Data items
____
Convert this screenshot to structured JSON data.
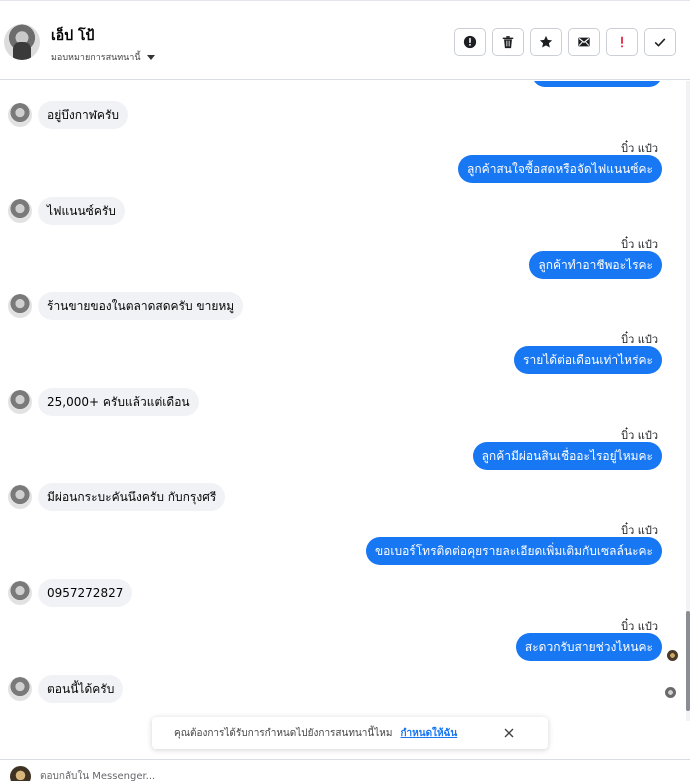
{
  "header": {
    "contact_name": "เอ็ป โป้",
    "assign_label": "มอบหมายการสนทนานี้",
    "actions": [
      {
        "name": "mark-spam-button",
        "icon": "alert-circle-icon"
      },
      {
        "name": "delete-button",
        "icon": "trash-icon"
      },
      {
        "name": "star-button",
        "icon": "star-icon"
      },
      {
        "name": "mark-unread-button",
        "icon": "mail-open-icon"
      },
      {
        "name": "follow-up-button",
        "icon": "exclamation-icon"
      },
      {
        "name": "mark-done-button",
        "icon": "check-icon"
      }
    ]
  },
  "messages": [
    {
      "dir": "out",
      "text": ""
    },
    {
      "dir": "in",
      "text": "อยู่บึงกาฬครับ"
    },
    {
      "dir": "out",
      "sender": "บิ๋ว แป๋ว",
      "text": "ลูกค้าสนใจซื้อสดหรือจัดไฟแนนซ์คะ"
    },
    {
      "dir": "in",
      "text": "ไฟแนนซ์ครับ"
    },
    {
      "dir": "out",
      "sender": "บิ๋ว แป๋ว",
      "text": "ลูกค้าทำอาชีพอะไรคะ"
    },
    {
      "dir": "in",
      "text": "ร้านขายของในตลาดสดครับ ขายหมู"
    },
    {
      "dir": "out",
      "sender": "บิ๋ว แป๋ว",
      "text": "รายได้ต่อเดือนเท่าไหร่คะ"
    },
    {
      "dir": "in",
      "text": "25,000+ ครับแล้วแต่เดือน"
    },
    {
      "dir": "out",
      "sender": "บิ๋ว แป๋ว",
      "text": "ลูกค้ามีผ่อนสินเชื่ออะไรอยู่ไหมคะ"
    },
    {
      "dir": "in",
      "text": "มีผ่อนกระบะคันนึงครับ กับกรุงศรี"
    },
    {
      "dir": "out",
      "sender": "บิ๋ว แป๋ว",
      "text": "ขอเบอร์โทรติดต่อคุยรายละเอียดเพิ่มเติมกับเซลล์นะคะ"
    },
    {
      "dir": "in",
      "text": "0957272827"
    },
    {
      "dir": "out",
      "sender": "บิ๋ว แป๋ว",
      "text": "สะดวกรับสายช่วงไหนคะ"
    },
    {
      "dir": "in",
      "text": "ตอนนี้ได้ครับ"
    }
  ],
  "notice": {
    "text": "คุณต้องการได้รับการกำหนดไปยังการสนทนานี้ไหม",
    "link": "กำหนดให้ฉัน"
  },
  "composer": {
    "placeholder": "ตอบกลับใน Messenger..."
  },
  "colors": {
    "outgoing_bubble": "#1877f2",
    "incoming_bubble": "#f0f2f5",
    "follow_up_icon": "#e41e3f"
  }
}
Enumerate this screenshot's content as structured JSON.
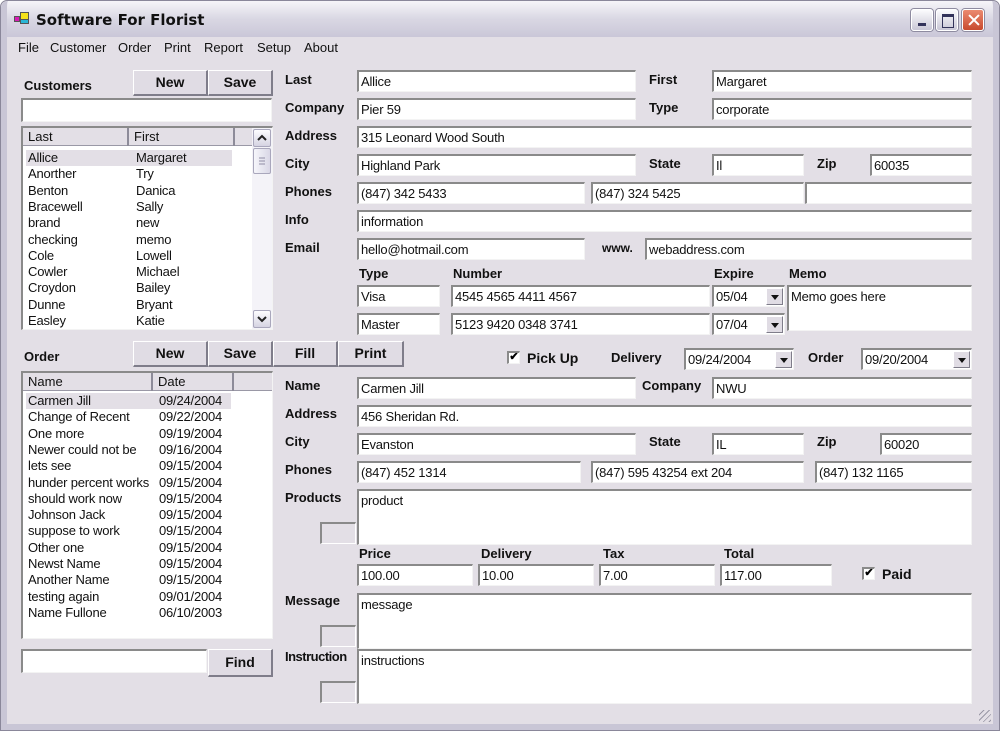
{
  "window": {
    "title": "Software For Florist",
    "controls": {
      "minimize": "minimize",
      "maximize": "maximize",
      "close": "close"
    }
  },
  "menu": [
    "File",
    "Customer",
    "Order",
    "Print",
    "Report",
    "Setup",
    "About"
  ],
  "customers": {
    "heading": "Customers",
    "new_label": "New",
    "save_label": "Save",
    "search_value": "",
    "columns": [
      "Last",
      "First"
    ],
    "rows": [
      {
        "last": "Allice",
        "first": "Margaret",
        "selected": true
      },
      {
        "last": "Anorther",
        "first": "Try"
      },
      {
        "last": "Benton",
        "first": "Danica"
      },
      {
        "last": "Bracewell",
        "first": "Sally"
      },
      {
        "last": "brand",
        "first": "new"
      },
      {
        "last": "checking",
        "first": "memo"
      },
      {
        "last": "Cole",
        "first": "Lowell"
      },
      {
        "last": "Cowler",
        "first": "Michael"
      },
      {
        "last": "Croydon",
        "first": "Bailey"
      },
      {
        "last": "Dunne",
        "first": "Bryant"
      },
      {
        "last": "Easley",
        "first": "Katie"
      }
    ]
  },
  "customer_form": {
    "last_label": "Last",
    "last": "Allice",
    "first_label": "First",
    "first": "Margaret",
    "company_label": "Company",
    "company": "Pier 59",
    "type_label": "Type",
    "type": "corporate",
    "address_label": "Address",
    "address": "315 Leonard Wood South",
    "city_label": "City",
    "city": "Highland Park",
    "state_label": "State",
    "state": "Il",
    "zip_label": "Zip",
    "zip": "60035",
    "phones_label": "Phones",
    "phone1": "(847) 342 5433",
    "phone2": "(847) 324 5425",
    "phone3": "",
    "info_label": "Info",
    "info": "information",
    "email_label": "Email",
    "email": "hello@hotmail.com",
    "www_label": "www.",
    "www": "webaddress.com",
    "cards": {
      "type_label": "Type",
      "number_label": "Number",
      "expire_label": "Expire",
      "memo_label": "Memo",
      "rows": [
        {
          "type": "Visa",
          "number": "4545 4565 4411 4567",
          "expire": "05/04"
        },
        {
          "type": "Master",
          "number": "5123 9420 0348 3741",
          "expire": "07/04"
        }
      ],
      "memo": "Memo goes here"
    }
  },
  "orders": {
    "heading": "Order",
    "new_label": "New",
    "save_label": "Save",
    "fill_label": "Fill",
    "print_label": "Print",
    "columns": [
      "Name",
      "Date"
    ],
    "rows": [
      {
        "name": "Carmen Jill",
        "date": "09/24/2004",
        "selected": true
      },
      {
        "name": "Change of Recent",
        "date": "09/22/2004"
      },
      {
        "name": "One more",
        "date": "09/19/2004"
      },
      {
        "name": "Newer could not be",
        "date": "09/16/2004"
      },
      {
        "name": "lets see",
        "date": "09/15/2004"
      },
      {
        "name": "hunder percent works",
        "date": "09/15/2004"
      },
      {
        "name": "should work now",
        "date": "09/15/2004"
      },
      {
        "name": "Johnson Jack",
        "date": "09/15/2004"
      },
      {
        "name": "suppose to work",
        "date": "09/15/2004"
      },
      {
        "name": "Other one",
        "date": "09/15/2004"
      },
      {
        "name": "Newst Name",
        "date": "09/15/2004"
      },
      {
        "name": "Another Name",
        "date": "09/15/2004"
      },
      {
        "name": "testing again",
        "date": "09/01/2004"
      },
      {
        "name": "Name Fullone",
        "date": "06/10/2003"
      }
    ],
    "find_value": "",
    "find_label": "Find"
  },
  "order_form": {
    "pickup_label": "Pick Up",
    "pickup_checked": true,
    "pickup_mark": "✔",
    "delivery_label": "Delivery",
    "delivery_date": "09/24/2004",
    "order_label": "Order",
    "order_date": "09/20/2004",
    "name_label": "Name",
    "name": "Carmen Jill",
    "company_label": "Company",
    "company": "NWU",
    "address_label": "Address",
    "address": "456 Sheridan Rd.",
    "city_label": "City",
    "city": "Evanston",
    "state_label": "State",
    "state": "IL",
    "zip_label": "Zip",
    "zip": "60020",
    "phones_label": "Phones",
    "phone1": "(847) 452 1314",
    "phone2": "(847) 595 43254 ext 204",
    "phone3": "(847) 132 1165",
    "products_label": "Products",
    "products": "product",
    "price_label": "Price",
    "price": "100.00",
    "delivery_fee_label": "Delivery",
    "delivery_fee": "10.00",
    "tax_label": "Tax",
    "tax": "7.00",
    "total_label": "Total",
    "total": "117.00",
    "paid_label": "Paid",
    "paid_checked": true,
    "paid_mark": "✔",
    "message_label": "Message",
    "message": "message",
    "instruction_label": "Instruction",
    "instruction": "instructions"
  }
}
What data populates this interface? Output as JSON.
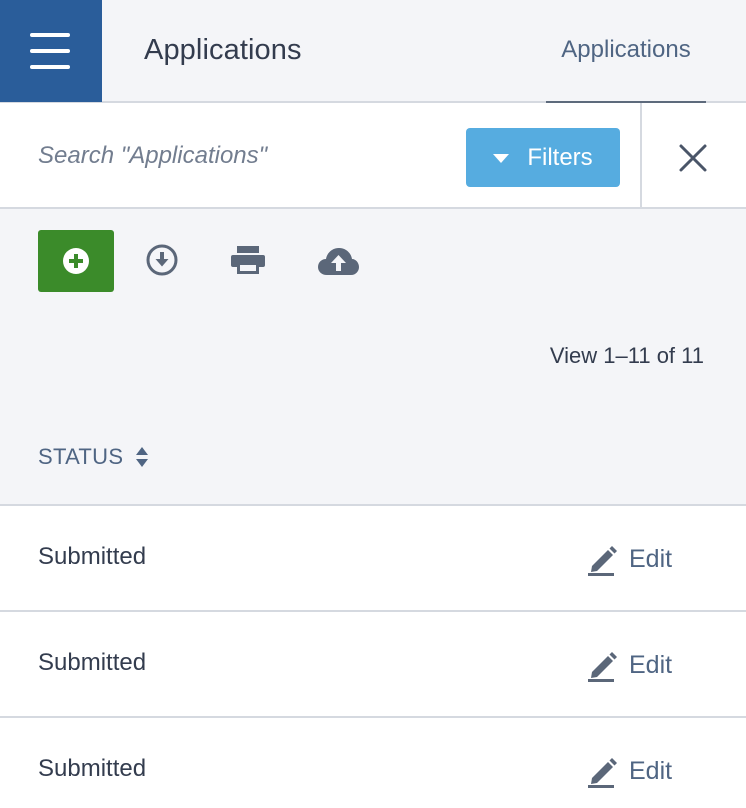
{
  "header": {
    "title": "Applications",
    "tab_label": "Applications"
  },
  "search": {
    "placeholder": "Search \"Applications\"",
    "value": "",
    "filters_label": "Filters"
  },
  "toolbar": {
    "icons": [
      "plus-circle-icon",
      "download-circle-icon",
      "print-icon",
      "cloud-upload-icon"
    ]
  },
  "pagination": {
    "text": "View 1–11 of 11"
  },
  "table": {
    "column_status": "STATUS",
    "rows": [
      {
        "status": "Submitted",
        "action": "Edit"
      },
      {
        "status": "Submitted",
        "action": "Edit"
      },
      {
        "status": "Submitted",
        "action": "Edit"
      }
    ]
  },
  "colors": {
    "primary_dark": "#2a5d9a",
    "filters_blue": "#56ace0",
    "add_green": "#3b8b2a",
    "text": "#333c4e",
    "muted": "#4f6583"
  }
}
____
(WHAT THIS TASK INVOLVES) Find how many lines in the listing hold "structured", and reply with that number only.

(RESULT OF THE TASK) 2